> [WHAT IS BEING ASKED] Restate the full listing word for word and leave the pictures out.

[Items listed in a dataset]
--- --- ---

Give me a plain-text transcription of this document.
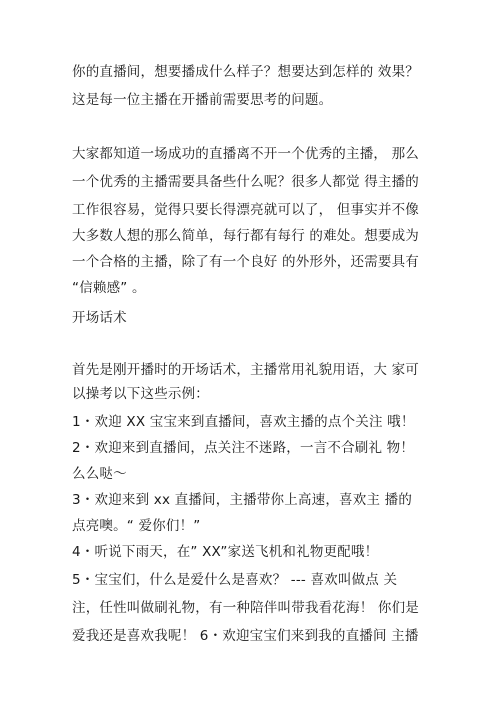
你的直播间，想要播成什么样子？想要达到怎样的 效果？
这是每一位主播在开播前需要思考的问题。
大家都知道一场成功的直播离不开一个优秀的主播， 那么
一个优秀的主播需要具备些什么呢？很多人都觉 得主播的
工作很容易，觉得只要长得漂亮就可以了， 但事实并不像
大多数人想的那么简单，每行都有每行 的难处。想要成为
一个合格的主播，除了有一个良好 的外形外，还需要具有
“信赖感” 。
开场话术
首先是刚开播时的开场话术，主播常用礼貌用语，大 家可
以操考以下这些示例：
1・欢迎 XX 宝宝来到直播间，喜欢主播的点个关注 哦！
2・欢迎来到直播间，点关注不迷路，一言不合刷礼 物！
么么哒～
3・欢迎来到 xx 直播间，主播带你上高速，喜欢主 播的
点亮噢。“ 爱你们！”
4・听说下雨天，在” XX”家送飞机和礼物更配哦！
5・宝宝们，什么是爱什么是喜欢？ --- 喜欢叫做点 关
注，任性叫做刷礼物，有一种陪伴叫带我看花海！ 你们是
爱我还是喜欢我呢！ 6・欢迎宝宝们来到我的直播间 主播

--- --- ---

> [SOLUTION TO THIS EXERCISE]
Give me a plain-text transcription of this document.
你的直播间，想要播成什么样子？想要达到怎样的 效果？
这是每一位主播在开播前需要思考的问题。
大家都知道一场成功的直播离不开一个优秀的主播， 那么
一个优秀的主播需要具备些什么呢？很多人都觉 得主播的
工作很容易，觉得只要长得漂亮就可以了， 但事实并不像
大多数人想的那么简单，每行都有每行 的难处。想要成为
一个合格的主播，除了有一个良好 的外形外，还需要具有
“信赖感” 。
开场话术
首先是刚开播时的开场话术，主播常用礼貌用语，大 家可
以操考以下这些示例：
1・欢迎 XX 宝宝来到直播间，喜欢主播的点个关注 哦！
2・欢迎来到直播间，点关注不迷路，一言不合刷礼 物！
么么哒～
3・欢迎来到 xx 直播间，主播带你上高速，喜欢主 播的
点亮噢。“ 爱你们！”
4・听说下雨天，在” XX”家送飞机和礼物更配哦！
5・宝宝们，什么是爱什么是喜欢？ --- 喜欢叫做点 关
注，任性叫做刷礼物，有一种陪伴叫带我看花海！ 你们是
爱我还是喜欢我呢！ 6・欢迎宝宝们来到我的直播间 主播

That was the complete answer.